Provided data start
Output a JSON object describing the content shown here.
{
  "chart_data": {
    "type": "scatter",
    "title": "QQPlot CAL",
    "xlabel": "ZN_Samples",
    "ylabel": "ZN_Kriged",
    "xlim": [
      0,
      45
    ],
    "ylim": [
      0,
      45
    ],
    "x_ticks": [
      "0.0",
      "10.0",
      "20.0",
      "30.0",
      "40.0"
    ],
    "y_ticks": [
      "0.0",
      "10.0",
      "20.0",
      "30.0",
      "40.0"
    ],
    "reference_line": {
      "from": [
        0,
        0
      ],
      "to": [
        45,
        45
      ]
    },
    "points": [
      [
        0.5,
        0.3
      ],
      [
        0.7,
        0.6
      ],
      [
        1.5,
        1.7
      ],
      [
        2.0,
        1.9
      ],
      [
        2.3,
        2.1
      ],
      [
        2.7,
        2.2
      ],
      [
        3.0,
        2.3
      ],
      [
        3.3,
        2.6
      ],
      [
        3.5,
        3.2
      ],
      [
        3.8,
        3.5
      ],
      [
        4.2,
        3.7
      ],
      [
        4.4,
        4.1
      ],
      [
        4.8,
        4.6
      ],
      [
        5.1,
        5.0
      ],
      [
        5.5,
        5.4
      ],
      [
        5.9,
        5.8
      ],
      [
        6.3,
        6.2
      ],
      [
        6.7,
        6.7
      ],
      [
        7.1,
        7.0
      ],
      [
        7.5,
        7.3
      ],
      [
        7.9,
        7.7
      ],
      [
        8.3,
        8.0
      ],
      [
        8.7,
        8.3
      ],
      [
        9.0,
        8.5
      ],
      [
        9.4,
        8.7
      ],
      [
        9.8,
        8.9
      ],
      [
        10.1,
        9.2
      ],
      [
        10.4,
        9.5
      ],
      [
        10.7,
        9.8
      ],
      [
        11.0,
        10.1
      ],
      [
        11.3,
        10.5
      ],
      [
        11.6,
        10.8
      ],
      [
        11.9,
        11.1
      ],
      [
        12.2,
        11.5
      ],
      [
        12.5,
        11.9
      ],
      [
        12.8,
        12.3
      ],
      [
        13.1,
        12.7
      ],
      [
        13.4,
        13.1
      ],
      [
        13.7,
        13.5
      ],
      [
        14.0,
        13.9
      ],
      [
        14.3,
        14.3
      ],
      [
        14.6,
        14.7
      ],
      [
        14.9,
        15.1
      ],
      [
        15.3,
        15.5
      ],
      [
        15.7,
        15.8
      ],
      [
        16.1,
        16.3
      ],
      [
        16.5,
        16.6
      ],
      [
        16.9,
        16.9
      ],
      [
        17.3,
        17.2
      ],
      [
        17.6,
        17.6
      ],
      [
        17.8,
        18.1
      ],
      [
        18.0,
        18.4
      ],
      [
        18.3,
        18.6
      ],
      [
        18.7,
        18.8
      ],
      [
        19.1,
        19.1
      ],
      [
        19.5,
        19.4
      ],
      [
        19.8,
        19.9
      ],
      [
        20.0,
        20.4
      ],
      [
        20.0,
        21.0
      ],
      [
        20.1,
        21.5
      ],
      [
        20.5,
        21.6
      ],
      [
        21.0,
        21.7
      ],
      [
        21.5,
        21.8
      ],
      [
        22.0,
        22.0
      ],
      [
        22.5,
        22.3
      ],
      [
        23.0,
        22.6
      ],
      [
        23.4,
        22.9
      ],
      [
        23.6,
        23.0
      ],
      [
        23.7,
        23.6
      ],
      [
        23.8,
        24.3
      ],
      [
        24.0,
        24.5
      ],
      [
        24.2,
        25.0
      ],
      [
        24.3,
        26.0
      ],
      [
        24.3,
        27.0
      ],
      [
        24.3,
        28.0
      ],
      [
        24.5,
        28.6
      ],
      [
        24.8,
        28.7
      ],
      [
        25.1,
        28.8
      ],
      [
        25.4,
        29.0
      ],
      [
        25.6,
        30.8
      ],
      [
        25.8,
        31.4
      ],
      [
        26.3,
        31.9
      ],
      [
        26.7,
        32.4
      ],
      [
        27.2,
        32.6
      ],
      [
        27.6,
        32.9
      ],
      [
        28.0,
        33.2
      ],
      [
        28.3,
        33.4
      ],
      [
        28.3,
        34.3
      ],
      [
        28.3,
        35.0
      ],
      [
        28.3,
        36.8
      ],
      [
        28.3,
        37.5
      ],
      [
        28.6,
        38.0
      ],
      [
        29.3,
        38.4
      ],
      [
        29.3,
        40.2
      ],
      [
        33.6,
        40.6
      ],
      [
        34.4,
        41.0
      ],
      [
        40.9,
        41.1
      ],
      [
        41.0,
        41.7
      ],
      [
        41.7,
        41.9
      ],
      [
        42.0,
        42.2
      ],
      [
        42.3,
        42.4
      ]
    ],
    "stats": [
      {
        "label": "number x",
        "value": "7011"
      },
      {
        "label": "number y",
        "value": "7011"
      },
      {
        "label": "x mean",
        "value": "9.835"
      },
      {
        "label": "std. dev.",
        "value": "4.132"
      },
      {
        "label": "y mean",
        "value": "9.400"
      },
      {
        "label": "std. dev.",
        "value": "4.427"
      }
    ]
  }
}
Provided data end
* _What is asked_:
What is the number of lines above that hold the string "value"? Answer with that number alone.

* _Task response_:
6